_Direction_
Output every line below without omitting or altering anything.

_Stored records_

______________________________

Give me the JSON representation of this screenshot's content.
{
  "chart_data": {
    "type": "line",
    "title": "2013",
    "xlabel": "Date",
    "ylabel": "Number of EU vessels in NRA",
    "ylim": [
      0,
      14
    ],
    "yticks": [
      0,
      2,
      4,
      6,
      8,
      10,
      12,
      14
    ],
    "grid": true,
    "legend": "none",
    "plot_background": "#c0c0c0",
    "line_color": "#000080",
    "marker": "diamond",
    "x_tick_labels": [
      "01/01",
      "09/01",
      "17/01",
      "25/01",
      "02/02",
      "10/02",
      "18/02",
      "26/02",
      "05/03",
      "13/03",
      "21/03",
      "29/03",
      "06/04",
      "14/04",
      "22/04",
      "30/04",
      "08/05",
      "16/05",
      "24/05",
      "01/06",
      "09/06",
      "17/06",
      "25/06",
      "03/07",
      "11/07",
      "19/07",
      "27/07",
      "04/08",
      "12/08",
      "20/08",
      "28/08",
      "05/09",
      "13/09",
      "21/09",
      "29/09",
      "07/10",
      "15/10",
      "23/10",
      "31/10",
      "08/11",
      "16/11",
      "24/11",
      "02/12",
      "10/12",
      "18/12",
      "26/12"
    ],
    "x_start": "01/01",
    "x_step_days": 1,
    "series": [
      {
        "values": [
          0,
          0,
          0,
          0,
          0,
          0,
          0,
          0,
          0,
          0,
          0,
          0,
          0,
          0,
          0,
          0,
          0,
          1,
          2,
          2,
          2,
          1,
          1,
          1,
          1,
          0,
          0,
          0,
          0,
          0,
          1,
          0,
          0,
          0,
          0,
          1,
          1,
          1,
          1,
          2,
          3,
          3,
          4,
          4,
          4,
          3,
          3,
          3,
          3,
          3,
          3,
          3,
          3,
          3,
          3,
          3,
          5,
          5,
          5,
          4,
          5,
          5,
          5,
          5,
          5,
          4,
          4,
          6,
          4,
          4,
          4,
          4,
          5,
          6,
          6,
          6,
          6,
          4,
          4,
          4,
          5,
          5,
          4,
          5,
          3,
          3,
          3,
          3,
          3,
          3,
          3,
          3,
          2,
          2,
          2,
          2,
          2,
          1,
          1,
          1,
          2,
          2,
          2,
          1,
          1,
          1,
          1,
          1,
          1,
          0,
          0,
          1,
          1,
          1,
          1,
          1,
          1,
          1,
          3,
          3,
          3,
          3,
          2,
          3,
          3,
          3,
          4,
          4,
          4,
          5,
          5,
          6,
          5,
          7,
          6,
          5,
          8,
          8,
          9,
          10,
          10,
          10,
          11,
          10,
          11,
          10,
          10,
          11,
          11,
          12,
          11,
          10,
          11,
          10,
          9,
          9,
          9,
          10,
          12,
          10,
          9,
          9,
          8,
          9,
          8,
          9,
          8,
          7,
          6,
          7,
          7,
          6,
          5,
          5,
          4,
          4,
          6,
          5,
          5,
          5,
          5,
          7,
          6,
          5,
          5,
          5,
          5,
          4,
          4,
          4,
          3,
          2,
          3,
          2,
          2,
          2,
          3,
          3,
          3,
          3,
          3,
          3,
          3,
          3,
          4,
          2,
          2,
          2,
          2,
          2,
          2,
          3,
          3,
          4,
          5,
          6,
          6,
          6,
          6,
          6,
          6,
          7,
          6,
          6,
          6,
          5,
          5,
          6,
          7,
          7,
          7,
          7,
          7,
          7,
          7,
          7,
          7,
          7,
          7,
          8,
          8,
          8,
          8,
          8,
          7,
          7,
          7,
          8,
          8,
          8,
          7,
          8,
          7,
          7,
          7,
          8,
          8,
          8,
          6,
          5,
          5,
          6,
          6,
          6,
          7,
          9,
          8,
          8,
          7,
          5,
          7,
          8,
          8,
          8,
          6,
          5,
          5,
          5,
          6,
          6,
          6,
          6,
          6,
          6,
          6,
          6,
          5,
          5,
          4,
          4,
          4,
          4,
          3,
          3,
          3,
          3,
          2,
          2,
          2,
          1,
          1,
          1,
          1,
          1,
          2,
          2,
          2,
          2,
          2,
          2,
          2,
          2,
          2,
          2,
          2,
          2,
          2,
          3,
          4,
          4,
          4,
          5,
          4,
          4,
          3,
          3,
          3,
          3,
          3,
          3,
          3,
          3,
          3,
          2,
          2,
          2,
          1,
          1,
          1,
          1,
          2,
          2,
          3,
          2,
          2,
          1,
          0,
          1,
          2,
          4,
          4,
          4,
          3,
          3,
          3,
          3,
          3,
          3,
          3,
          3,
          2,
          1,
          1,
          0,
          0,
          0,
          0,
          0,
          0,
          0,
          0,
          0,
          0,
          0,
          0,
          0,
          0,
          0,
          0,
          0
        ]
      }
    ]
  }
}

______________________________

_Solution for this problem_
Give me the JSON representation of this screenshot's content.
{
  "chart_data": {
    "type": "line",
    "title": "2013",
    "xlabel": "Date",
    "ylabel": "Number of EU vessels in NRA",
    "ylim": [
      0,
      14
    ],
    "yticks": [
      0,
      2,
      4,
      6,
      8,
      10,
      12,
      14
    ],
    "grid": true,
    "legend": "none",
    "plot_background": "#c0c0c0",
    "line_color": "#000080",
    "marker": "diamond",
    "x_tick_labels": [
      "01/01",
      "09/01",
      "17/01",
      "25/01",
      "02/02",
      "10/02",
      "18/02",
      "26/02",
      "05/03",
      "13/03",
      "21/03",
      "29/03",
      "06/04",
      "14/04",
      "22/04",
      "30/04",
      "08/05",
      "16/05",
      "24/05",
      "01/06",
      "09/06",
      "17/06",
      "25/06",
      "03/07",
      "11/07",
      "19/07",
      "27/07",
      "04/08",
      "12/08",
      "20/08",
      "28/08",
      "05/09",
      "13/09",
      "21/09",
      "29/09",
      "07/10",
      "15/10",
      "23/10",
      "31/10",
      "08/11",
      "16/11",
      "24/11",
      "02/12",
      "10/12",
      "18/12",
      "26/12"
    ],
    "x_start": "01/01",
    "x_step_days": 1,
    "series": [
      {
        "values": [
          0,
          0,
          0,
          0,
          0,
          0,
          0,
          0,
          0,
          0,
          0,
          0,
          0,
          0,
          0,
          0,
          0,
          1,
          2,
          2,
          2,
          1,
          1,
          1,
          1,
          0,
          0,
          0,
          0,
          0,
          1,
          0,
          0,
          0,
          0,
          1,
          1,
          1,
          1,
          2,
          3,
          3,
          4,
          4,
          4,
          3,
          3,
          3,
          3,
          3,
          3,
          3,
          3,
          3,
          3,
          3,
          5,
          5,
          5,
          4,
          5,
          5,
          5,
          5,
          5,
          4,
          4,
          6,
          4,
          4,
          4,
          4,
          5,
          6,
          6,
          6,
          6,
          4,
          4,
          4,
          5,
          5,
          4,
          5,
          3,
          3,
          3,
          3,
          3,
          3,
          3,
          3,
          2,
          2,
          2,
          2,
          2,
          1,
          1,
          1,
          2,
          2,
          2,
          1,
          1,
          1,
          1,
          1,
          1,
          0,
          0,
          1,
          1,
          1,
          1,
          1,
          1,
          1,
          3,
          3,
          3,
          3,
          2,
          3,
          3,
          3,
          4,
          4,
          4,
          5,
          5,
          6,
          5,
          7,
          6,
          5,
          8,
          8,
          9,
          10,
          10,
          10,
          11,
          10,
          11,
          10,
          10,
          11,
          11,
          12,
          11,
          10,
          11,
          10,
          9,
          9,
          9,
          10,
          12,
          10,
          9,
          9,
          8,
          9,
          8,
          9,
          8,
          7,
          6,
          7,
          7,
          6,
          5,
          5,
          4,
          4,
          6,
          5,
          5,
          5,
          5,
          7,
          6,
          5,
          5,
          5,
          5,
          4,
          4,
          4,
          3,
          2,
          3,
          2,
          2,
          2,
          3,
          3,
          3,
          3,
          3,
          3,
          3,
          3,
          4,
          2,
          2,
          2,
          2,
          2,
          2,
          3,
          3,
          4,
          5,
          6,
          6,
          6,
          6,
          6,
          6,
          7,
          6,
          6,
          6,
          5,
          5,
          6,
          7,
          7,
          7,
          7,
          7,
          7,
          7,
          7,
          7,
          7,
          7,
          8,
          8,
          8,
          8,
          8,
          7,
          7,
          7,
          8,
          8,
          8,
          7,
          8,
          7,
          7,
          7,
          8,
          8,
          8,
          6,
          5,
          5,
          6,
          6,
          6,
          7,
          9,
          8,
          8,
          7,
          5,
          7,
          8,
          8,
          8,
          6,
          5,
          5,
          5,
          6,
          6,
          6,
          6,
          6,
          6,
          6,
          6,
          5,
          5,
          4,
          4,
          4,
          4,
          3,
          3,
          3,
          3,
          2,
          2,
          2,
          1,
          1,
          1,
          1,
          1,
          2,
          2,
          2,
          2,
          2,
          2,
          2,
          2,
          2,
          2,
          2,
          2,
          2,
          3,
          4,
          4,
          4,
          5,
          4,
          4,
          3,
          3,
          3,
          3,
          3,
          3,
          3,
          3,
          3,
          2,
          2,
          2,
          1,
          1,
          1,
          1,
          2,
          2,
          3,
          2,
          2,
          1,
          0,
          1,
          2,
          4,
          4,
          4,
          3,
          3,
          3,
          3,
          3,
          3,
          3,
          3,
          2,
          1,
          1,
          0,
          0,
          0,
          0,
          0,
          0,
          0,
          0,
          0,
          0,
          0,
          0,
          0,
          0,
          0,
          0,
          0
        ]
      }
    ]
  }
}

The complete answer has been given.